RECORDS SUPPLIED section start

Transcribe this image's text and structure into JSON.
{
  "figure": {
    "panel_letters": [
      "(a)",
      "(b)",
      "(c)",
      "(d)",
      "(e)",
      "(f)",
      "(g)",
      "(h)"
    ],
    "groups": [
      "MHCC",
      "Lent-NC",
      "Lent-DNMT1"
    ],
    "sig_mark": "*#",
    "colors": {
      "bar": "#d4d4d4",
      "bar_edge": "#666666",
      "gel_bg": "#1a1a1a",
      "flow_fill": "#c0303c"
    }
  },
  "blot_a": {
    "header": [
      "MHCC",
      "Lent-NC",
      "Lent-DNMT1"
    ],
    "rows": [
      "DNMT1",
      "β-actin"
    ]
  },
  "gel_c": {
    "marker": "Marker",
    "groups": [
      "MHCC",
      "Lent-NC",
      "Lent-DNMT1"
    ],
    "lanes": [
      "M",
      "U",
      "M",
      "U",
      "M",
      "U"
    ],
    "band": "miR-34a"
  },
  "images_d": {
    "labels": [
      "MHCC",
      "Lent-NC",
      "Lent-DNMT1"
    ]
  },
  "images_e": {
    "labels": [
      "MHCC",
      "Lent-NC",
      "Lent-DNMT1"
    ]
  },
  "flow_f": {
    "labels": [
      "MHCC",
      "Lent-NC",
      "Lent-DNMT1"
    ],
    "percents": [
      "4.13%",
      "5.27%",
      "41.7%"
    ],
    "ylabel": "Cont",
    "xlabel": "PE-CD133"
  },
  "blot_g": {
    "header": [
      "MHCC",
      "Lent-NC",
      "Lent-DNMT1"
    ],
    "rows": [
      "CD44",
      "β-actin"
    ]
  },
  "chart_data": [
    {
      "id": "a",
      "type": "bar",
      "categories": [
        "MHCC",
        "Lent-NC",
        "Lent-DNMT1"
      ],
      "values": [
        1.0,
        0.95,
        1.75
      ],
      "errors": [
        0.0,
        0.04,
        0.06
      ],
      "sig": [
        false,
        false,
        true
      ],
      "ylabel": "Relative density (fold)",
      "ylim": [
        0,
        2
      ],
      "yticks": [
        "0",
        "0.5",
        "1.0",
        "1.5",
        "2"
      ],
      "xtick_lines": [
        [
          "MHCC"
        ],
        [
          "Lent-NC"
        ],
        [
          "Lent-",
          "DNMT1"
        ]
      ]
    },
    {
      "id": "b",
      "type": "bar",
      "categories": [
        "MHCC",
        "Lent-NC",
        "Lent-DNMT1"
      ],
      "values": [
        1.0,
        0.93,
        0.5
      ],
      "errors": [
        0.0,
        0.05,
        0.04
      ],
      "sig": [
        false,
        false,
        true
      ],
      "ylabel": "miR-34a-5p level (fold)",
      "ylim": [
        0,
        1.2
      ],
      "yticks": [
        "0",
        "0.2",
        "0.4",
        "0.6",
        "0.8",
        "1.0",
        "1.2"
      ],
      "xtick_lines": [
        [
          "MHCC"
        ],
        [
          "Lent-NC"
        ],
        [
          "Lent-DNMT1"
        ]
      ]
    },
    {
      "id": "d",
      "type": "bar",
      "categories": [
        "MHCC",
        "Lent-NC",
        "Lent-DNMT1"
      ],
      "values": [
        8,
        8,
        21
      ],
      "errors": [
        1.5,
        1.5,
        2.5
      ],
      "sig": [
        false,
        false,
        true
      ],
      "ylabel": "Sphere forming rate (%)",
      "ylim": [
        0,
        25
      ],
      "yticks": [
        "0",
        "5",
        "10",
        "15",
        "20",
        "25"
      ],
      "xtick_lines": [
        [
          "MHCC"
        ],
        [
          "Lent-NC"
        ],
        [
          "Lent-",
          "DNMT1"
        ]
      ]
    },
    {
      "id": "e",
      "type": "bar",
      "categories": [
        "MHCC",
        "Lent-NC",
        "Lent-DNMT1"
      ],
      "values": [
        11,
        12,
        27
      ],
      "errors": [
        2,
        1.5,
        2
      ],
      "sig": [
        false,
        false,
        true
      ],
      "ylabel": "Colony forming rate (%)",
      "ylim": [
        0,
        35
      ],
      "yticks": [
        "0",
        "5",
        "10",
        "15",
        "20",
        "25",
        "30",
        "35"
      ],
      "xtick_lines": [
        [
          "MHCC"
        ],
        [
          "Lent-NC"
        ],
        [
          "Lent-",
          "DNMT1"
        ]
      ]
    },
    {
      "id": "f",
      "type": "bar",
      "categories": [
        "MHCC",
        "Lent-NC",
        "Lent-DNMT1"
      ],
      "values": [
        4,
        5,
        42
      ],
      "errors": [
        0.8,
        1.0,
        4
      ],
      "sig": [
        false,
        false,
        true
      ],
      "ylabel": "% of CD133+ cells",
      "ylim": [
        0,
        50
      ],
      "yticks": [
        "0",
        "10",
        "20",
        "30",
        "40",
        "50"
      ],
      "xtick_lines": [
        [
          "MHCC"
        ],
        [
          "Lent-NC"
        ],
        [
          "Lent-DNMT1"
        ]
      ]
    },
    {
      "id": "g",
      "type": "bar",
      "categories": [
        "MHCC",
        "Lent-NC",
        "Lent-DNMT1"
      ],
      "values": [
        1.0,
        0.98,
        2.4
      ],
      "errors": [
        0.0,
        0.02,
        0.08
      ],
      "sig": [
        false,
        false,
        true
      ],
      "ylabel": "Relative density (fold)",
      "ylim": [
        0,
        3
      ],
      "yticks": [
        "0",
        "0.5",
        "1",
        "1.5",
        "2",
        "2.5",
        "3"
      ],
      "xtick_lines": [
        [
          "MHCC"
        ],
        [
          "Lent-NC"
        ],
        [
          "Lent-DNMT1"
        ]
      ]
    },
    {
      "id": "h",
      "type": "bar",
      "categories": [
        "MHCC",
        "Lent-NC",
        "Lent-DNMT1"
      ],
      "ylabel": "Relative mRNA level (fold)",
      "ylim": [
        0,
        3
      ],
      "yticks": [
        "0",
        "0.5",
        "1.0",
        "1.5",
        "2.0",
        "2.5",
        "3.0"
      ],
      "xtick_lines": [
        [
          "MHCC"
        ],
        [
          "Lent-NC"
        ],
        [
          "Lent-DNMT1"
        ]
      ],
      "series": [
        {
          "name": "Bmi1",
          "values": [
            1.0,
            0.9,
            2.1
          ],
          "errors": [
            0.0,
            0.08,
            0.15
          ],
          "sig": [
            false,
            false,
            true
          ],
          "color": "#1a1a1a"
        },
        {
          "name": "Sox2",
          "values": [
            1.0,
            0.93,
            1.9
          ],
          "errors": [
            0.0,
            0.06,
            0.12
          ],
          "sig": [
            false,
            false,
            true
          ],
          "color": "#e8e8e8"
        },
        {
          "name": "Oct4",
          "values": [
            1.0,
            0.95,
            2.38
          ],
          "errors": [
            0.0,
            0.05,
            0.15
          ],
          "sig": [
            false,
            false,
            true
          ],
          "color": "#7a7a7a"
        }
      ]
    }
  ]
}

RECORDS SUPPLIED section end

=== TASK TO COMPLETE ===
Each entry above is to be set down again in exactly the same words.

=== REPLY TO THE EXERCISE ===
Transcribe this image's text and structure into JSON.
{
  "figure": {
    "panel_letters": [
      "(a)",
      "(b)",
      "(c)",
      "(d)",
      "(e)",
      "(f)",
      "(g)",
      "(h)"
    ],
    "groups": [
      "MHCC",
      "Lent-NC",
      "Lent-DNMT1"
    ],
    "sig_mark": "*#",
    "colors": {
      "bar": "#d4d4d4",
      "bar_edge": "#666666",
      "gel_bg": "#1a1a1a",
      "flow_fill": "#c0303c"
    }
  },
  "blot_a": {
    "header": [
      "MHCC",
      "Lent-NC",
      "Lent-DNMT1"
    ],
    "rows": [
      "DNMT1",
      "β-actin"
    ]
  },
  "gel_c": {
    "marker": "Marker",
    "groups": [
      "MHCC",
      "Lent-NC",
      "Lent-DNMT1"
    ],
    "lanes": [
      "M",
      "U",
      "M",
      "U",
      "M",
      "U"
    ],
    "band": "miR-34a"
  },
  "images_d": {
    "labels": [
      "MHCC",
      "Lent-NC",
      "Lent-DNMT1"
    ]
  },
  "images_e": {
    "labels": [
      "MHCC",
      "Lent-NC",
      "Lent-DNMT1"
    ]
  },
  "flow_f": {
    "labels": [
      "MHCC",
      "Lent-NC",
      "Lent-DNMT1"
    ],
    "percents": [
      "4.13%",
      "5.27%",
      "41.7%"
    ],
    "ylabel": "Cont",
    "xlabel": "PE-CD133"
  },
  "blot_g": {
    "header": [
      "MHCC",
      "Lent-NC",
      "Lent-DNMT1"
    ],
    "rows": [
      "CD44",
      "β-actin"
    ]
  },
  "chart_data": [
    {
      "id": "a",
      "type": "bar",
      "categories": [
        "MHCC",
        "Lent-NC",
        "Lent-DNMT1"
      ],
      "values": [
        1.0,
        0.95,
        1.75
      ],
      "errors": [
        0.0,
        0.04,
        0.06
      ],
      "sig": [
        false,
        false,
        true
      ],
      "ylabel": "Relative density (fold)",
      "ylim": [
        0,
        2
      ],
      "yticks": [
        "0",
        "0.5",
        "1.0",
        "1.5",
        "2"
      ],
      "xtick_lines": [
        [
          "MHCC"
        ],
        [
          "Lent-NC"
        ],
        [
          "Lent-",
          "DNMT1"
        ]
      ]
    },
    {
      "id": "b",
      "type": "bar",
      "categories": [
        "MHCC",
        "Lent-NC",
        "Lent-DNMT1"
      ],
      "values": [
        1.0,
        0.93,
        0.5
      ],
      "errors": [
        0.0,
        0.05,
        0.04
      ],
      "sig": [
        false,
        false,
        true
      ],
      "ylabel": "miR-34a-5p level (fold)",
      "ylim": [
        0,
        1.2
      ],
      "yticks": [
        "0",
        "0.2",
        "0.4",
        "0.6",
        "0.8",
        "1.0",
        "1.2"
      ],
      "xtick_lines": [
        [
          "MHCC"
        ],
        [
          "Lent-NC"
        ],
        [
          "Lent-DNMT1"
        ]
      ]
    },
    {
      "id": "d",
      "type": "bar",
      "categories": [
        "MHCC",
        "Lent-NC",
        "Lent-DNMT1"
      ],
      "values": [
        8,
        8,
        21
      ],
      "errors": [
        1.5,
        1.5,
        2.5
      ],
      "sig": [
        false,
        false,
        true
      ],
      "ylabel": "Sphere forming rate (%)",
      "ylim": [
        0,
        25
      ],
      "yticks": [
        "0",
        "5",
        "10",
        "15",
        "20",
        "25"
      ],
      "xtick_lines": [
        [
          "MHCC"
        ],
        [
          "Lent-NC"
        ],
        [
          "Lent-",
          "DNMT1"
        ]
      ]
    },
    {
      "id": "e",
      "type": "bar",
      "categories": [
        "MHCC",
        "Lent-NC",
        "Lent-DNMT1"
      ],
      "values": [
        11,
        12,
        27
      ],
      "errors": [
        2,
        1.5,
        2
      ],
      "sig": [
        false,
        false,
        true
      ],
      "ylabel": "Colony forming rate (%)",
      "ylim": [
        0,
        35
      ],
      "yticks": [
        "0",
        "5",
        "10",
        "15",
        "20",
        "25",
        "30",
        "35"
      ],
      "xtick_lines": [
        [
          "MHCC"
        ],
        [
          "Lent-NC"
        ],
        [
          "Lent-",
          "DNMT1"
        ]
      ]
    },
    {
      "id": "f",
      "type": "bar",
      "categories": [
        "MHCC",
        "Lent-NC",
        "Lent-DNMT1"
      ],
      "values": [
        4,
        5,
        42
      ],
      "errors": [
        0.8,
        1.0,
        4
      ],
      "sig": [
        false,
        false,
        true
      ],
      "ylabel": "% of CD133+ cells",
      "ylim": [
        0,
        50
      ],
      "yticks": [
        "0",
        "10",
        "20",
        "30",
        "40",
        "50"
      ],
      "xtick_lines": [
        [
          "MHCC"
        ],
        [
          "Lent-NC"
        ],
        [
          "Lent-DNMT1"
        ]
      ]
    },
    {
      "id": "g",
      "type": "bar",
      "categories": [
        "MHCC",
        "Lent-NC",
        "Lent-DNMT1"
      ],
      "values": [
        1.0,
        0.98,
        2.4
      ],
      "errors": [
        0.0,
        0.02,
        0.08
      ],
      "sig": [
        false,
        false,
        true
      ],
      "ylabel": "Relative density (fold)",
      "ylim": [
        0,
        3
      ],
      "yticks": [
        "0",
        "0.5",
        "1",
        "1.5",
        "2",
        "2.5",
        "3"
      ],
      "xtick_lines": [
        [
          "MHCC"
        ],
        [
          "Lent-NC"
        ],
        [
          "Lent-DNMT1"
        ]
      ]
    },
    {
      "id": "h",
      "type": "bar",
      "categories": [
        "MHCC",
        "Lent-NC",
        "Lent-DNMT1"
      ],
      "ylabel": "Relative mRNA level (fold)",
      "ylim": [
        0,
        3
      ],
      "yticks": [
        "0",
        "0.5",
        "1.0",
        "1.5",
        "2.0",
        "2.5",
        "3.0"
      ],
      "xtick_lines": [
        [
          "MHCC"
        ],
        [
          "Lent-NC"
        ],
        [
          "Lent-DNMT1"
        ]
      ],
      "series": [
        {
          "name": "Bmi1",
          "values": [
            1.0,
            0.9,
            2.1
          ],
          "errors": [
            0.0,
            0.08,
            0.15
          ],
          "sig": [
            false,
            false,
            true
          ],
          "color": "#1a1a1a"
        },
        {
          "name": "Sox2",
          "values": [
            1.0,
            0.93,
            1.9
          ],
          "errors": [
            0.0,
            0.06,
            0.12
          ],
          "sig": [
            false,
            false,
            true
          ],
          "color": "#e8e8e8"
        },
        {
          "name": "Oct4",
          "values": [
            1.0,
            0.95,
            2.38
          ],
          "errors": [
            0.0,
            0.05,
            0.15
          ],
          "sig": [
            false,
            false,
            true
          ],
          "color": "#7a7a7a"
        }
      ]
    }
  ]
}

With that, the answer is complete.